Check each line of the material below, and copy it if it holds the string "考核试题的准备".

Data listing:
· · · · ·

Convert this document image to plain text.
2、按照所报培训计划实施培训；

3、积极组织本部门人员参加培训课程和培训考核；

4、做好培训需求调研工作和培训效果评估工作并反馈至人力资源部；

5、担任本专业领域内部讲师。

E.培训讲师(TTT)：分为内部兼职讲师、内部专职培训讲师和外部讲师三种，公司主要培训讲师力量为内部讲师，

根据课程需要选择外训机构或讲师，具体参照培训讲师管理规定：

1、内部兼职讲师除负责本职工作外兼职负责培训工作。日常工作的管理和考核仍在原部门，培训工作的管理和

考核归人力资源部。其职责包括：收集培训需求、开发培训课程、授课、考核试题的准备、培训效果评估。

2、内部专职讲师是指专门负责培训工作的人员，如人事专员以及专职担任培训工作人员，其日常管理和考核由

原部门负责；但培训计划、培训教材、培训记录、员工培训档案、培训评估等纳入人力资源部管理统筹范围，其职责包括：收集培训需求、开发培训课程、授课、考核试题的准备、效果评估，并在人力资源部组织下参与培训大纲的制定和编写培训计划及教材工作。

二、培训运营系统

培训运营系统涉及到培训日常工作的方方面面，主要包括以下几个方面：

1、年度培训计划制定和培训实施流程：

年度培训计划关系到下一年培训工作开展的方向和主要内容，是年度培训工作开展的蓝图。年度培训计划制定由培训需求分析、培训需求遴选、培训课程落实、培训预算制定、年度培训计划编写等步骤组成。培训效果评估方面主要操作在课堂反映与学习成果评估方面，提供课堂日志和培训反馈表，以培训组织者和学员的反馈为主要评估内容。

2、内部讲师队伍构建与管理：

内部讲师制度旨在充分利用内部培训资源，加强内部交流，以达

· · · · ·

> _Full answer_
考核归人力资源部。其职责包括：收集培训需求、开发培训课程、授课、考核试题的准备、培训效果评估。
原部门负责；但培训计划、培训教材、培训记录、员工培训档案、培训评估等纳入人力资源部管理统筹范围，其职责包括：收集培训需求、开发培训课程、授课、考核试题的准备、效果评估，并在人力资源部组织下参与培训大纲的制定和编写培训计划及教材工作。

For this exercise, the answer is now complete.